### Task goal
Go through the material below and copy all lines with "текста".
>>>>>
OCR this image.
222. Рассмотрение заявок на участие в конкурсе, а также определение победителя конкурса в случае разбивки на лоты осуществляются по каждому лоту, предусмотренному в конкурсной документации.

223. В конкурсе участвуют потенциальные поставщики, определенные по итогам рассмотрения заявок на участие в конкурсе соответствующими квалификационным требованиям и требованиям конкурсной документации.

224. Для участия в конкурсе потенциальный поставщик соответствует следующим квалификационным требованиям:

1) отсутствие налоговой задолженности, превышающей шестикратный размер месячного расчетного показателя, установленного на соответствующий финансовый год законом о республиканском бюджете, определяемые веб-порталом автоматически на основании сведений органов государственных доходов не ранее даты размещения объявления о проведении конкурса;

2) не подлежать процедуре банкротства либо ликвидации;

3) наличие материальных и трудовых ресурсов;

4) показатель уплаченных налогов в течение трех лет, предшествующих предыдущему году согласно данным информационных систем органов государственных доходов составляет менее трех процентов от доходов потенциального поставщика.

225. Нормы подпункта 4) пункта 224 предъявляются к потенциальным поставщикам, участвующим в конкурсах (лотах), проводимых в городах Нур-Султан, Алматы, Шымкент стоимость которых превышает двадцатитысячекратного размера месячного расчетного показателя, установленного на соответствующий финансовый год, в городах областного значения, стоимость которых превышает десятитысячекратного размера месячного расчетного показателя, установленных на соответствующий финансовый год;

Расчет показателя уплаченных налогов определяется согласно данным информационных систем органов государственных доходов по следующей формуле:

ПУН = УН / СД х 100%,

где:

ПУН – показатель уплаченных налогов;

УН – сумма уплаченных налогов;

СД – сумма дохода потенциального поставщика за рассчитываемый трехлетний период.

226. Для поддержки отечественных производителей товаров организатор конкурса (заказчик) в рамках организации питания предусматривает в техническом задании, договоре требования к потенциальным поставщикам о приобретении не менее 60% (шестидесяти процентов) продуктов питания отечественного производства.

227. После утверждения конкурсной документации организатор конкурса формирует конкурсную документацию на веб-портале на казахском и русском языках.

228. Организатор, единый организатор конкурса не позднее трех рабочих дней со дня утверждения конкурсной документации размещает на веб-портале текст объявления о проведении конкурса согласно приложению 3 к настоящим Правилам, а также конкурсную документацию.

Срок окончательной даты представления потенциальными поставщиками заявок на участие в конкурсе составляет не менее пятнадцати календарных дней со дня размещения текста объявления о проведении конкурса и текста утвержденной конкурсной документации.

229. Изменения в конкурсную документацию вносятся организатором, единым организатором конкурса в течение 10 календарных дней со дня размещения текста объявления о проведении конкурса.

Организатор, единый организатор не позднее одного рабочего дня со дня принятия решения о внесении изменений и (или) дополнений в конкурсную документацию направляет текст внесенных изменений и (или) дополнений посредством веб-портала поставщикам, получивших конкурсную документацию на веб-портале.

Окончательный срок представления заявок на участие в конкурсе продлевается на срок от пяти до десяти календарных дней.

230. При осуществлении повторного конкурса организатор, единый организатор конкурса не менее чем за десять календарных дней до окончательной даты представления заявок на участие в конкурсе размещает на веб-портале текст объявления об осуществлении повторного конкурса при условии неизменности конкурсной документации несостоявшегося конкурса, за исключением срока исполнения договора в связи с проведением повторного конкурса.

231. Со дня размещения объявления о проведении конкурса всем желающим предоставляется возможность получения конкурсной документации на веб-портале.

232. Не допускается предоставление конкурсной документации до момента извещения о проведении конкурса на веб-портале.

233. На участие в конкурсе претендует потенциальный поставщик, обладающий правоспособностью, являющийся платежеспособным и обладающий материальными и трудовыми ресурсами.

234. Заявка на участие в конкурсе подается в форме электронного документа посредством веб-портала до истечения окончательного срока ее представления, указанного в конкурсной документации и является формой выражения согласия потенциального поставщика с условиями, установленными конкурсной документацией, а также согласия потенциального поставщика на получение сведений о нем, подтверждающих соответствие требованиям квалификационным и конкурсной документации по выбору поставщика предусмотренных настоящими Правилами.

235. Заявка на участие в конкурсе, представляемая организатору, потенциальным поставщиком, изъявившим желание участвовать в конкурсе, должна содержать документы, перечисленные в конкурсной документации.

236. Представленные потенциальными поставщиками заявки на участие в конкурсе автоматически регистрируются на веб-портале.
<<<<<
### Exercise response
Срок окончательной даты представления потенциальными поставщиками заявок на участие в конкурсе составляет не менее пятнадцати календарных дней со дня размещения текста объявления о проведении конкурса и текста утвержденной конкурсной документации.
229. Изменения в конкурсную документацию вносятся организатором, единым организатором конкурса в течение 10 календарных дней со дня размещения текста объявления о проведении конкурса.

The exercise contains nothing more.